-- START OF Exercise material --
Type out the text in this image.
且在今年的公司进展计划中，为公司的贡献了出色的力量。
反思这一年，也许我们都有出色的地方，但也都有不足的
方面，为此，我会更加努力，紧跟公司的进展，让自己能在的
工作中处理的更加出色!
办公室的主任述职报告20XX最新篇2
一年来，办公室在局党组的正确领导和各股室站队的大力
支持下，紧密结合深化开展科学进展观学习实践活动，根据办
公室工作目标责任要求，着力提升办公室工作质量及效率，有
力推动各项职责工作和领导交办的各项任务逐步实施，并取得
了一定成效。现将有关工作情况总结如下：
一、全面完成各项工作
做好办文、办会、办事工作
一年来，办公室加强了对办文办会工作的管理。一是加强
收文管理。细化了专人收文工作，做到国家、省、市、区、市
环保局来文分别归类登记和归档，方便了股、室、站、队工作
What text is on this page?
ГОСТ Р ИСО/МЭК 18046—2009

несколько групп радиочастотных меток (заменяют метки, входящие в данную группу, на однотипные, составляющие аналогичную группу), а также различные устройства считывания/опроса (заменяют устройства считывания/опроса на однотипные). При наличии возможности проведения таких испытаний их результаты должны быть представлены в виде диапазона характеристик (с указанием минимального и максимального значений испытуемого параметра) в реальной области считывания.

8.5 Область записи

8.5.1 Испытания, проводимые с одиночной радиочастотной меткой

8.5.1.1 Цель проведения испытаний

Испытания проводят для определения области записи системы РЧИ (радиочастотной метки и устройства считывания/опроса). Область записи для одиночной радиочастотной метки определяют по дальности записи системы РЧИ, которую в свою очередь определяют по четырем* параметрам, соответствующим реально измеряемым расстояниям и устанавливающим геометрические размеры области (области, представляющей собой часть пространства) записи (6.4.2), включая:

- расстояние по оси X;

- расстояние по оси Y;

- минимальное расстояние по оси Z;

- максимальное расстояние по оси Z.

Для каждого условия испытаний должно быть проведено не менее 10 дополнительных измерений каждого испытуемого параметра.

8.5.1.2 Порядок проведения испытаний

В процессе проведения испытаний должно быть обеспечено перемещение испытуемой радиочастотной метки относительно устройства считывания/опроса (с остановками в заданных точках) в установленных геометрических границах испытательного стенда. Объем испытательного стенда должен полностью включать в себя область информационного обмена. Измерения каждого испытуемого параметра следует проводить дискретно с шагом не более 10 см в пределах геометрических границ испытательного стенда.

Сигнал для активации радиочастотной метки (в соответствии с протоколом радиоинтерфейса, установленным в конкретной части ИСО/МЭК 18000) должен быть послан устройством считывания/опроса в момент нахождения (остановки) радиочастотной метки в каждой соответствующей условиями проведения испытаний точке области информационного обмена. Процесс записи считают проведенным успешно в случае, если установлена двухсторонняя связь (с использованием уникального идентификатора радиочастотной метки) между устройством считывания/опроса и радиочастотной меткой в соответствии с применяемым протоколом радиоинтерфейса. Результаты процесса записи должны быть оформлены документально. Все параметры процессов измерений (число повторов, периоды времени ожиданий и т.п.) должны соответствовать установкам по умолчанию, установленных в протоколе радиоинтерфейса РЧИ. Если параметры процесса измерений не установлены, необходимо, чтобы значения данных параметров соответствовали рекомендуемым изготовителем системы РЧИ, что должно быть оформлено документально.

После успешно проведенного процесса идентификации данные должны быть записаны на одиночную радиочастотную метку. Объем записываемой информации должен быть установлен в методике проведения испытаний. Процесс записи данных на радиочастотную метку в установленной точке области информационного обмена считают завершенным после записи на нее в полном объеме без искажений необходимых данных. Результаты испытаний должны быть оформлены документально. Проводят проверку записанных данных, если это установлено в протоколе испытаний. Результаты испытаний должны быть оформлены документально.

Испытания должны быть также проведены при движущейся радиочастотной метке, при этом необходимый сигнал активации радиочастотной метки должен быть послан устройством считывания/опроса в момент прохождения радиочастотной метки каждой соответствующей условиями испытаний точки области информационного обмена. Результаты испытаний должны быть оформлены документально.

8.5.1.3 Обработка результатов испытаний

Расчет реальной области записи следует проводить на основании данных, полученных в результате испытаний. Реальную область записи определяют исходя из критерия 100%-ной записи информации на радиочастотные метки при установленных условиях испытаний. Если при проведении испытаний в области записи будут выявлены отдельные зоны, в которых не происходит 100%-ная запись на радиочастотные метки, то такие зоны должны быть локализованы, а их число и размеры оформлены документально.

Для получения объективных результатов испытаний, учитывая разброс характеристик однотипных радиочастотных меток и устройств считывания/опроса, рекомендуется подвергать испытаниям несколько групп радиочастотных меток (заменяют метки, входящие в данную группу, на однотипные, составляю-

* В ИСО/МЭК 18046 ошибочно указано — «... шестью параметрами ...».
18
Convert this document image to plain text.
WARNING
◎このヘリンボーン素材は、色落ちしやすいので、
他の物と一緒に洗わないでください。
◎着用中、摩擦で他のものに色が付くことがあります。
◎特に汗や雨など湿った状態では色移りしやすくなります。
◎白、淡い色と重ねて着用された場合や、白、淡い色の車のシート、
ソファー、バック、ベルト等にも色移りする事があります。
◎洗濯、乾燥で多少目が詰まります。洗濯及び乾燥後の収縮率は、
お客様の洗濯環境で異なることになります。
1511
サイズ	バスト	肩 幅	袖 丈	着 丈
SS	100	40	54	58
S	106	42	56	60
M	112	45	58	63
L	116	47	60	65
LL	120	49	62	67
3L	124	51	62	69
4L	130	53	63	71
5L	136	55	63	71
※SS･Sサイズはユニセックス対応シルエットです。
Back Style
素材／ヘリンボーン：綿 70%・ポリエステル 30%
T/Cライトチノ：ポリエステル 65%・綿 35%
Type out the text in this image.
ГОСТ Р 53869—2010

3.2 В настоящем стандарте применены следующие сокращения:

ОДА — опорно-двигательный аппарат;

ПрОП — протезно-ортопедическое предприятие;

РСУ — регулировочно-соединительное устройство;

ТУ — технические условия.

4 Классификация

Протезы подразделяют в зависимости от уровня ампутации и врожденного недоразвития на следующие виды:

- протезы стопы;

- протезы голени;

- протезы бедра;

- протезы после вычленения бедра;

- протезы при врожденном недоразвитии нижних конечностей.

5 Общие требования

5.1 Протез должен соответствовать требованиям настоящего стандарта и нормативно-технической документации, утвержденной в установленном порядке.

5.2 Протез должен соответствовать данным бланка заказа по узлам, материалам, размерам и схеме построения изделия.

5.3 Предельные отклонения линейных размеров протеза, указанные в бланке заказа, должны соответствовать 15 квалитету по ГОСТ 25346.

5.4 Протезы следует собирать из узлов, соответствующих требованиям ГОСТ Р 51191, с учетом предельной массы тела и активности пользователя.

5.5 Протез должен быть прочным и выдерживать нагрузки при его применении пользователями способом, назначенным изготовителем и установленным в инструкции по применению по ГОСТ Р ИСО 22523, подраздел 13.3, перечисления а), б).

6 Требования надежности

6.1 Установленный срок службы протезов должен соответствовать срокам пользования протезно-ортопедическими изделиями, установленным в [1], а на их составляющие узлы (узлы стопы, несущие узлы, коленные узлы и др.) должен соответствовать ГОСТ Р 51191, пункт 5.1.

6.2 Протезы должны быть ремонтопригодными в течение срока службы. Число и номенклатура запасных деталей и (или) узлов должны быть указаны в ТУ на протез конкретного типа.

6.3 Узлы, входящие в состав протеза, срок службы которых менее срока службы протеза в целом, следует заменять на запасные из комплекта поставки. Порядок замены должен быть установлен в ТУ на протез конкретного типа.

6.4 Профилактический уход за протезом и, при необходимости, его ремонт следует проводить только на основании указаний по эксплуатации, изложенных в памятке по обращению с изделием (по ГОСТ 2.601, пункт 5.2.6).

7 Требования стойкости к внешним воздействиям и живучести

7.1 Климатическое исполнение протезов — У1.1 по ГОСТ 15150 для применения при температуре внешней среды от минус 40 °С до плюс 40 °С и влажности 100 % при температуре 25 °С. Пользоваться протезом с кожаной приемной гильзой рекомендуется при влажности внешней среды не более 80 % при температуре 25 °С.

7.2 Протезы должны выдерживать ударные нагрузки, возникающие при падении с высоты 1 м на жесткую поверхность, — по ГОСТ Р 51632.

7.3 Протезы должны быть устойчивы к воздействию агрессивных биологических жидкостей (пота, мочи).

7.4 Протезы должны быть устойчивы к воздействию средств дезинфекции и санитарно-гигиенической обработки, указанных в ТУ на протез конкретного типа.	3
-- END OF Exercise material --
● Problem
Search the records above for the string "результатов". Copy every line that contains it.

● Task response
8.5.1.3 Обработка результатов испытаний
Для получения объективных результатов испытаний, учитывая разброс характеристик однотипных радиочастотных меток и устройств считывания/опроса, рекомендуется подвергать испытаниям несколько групп радиочастотных меток (заменяют метки, входящие в данную группу, на однотипные, составляю-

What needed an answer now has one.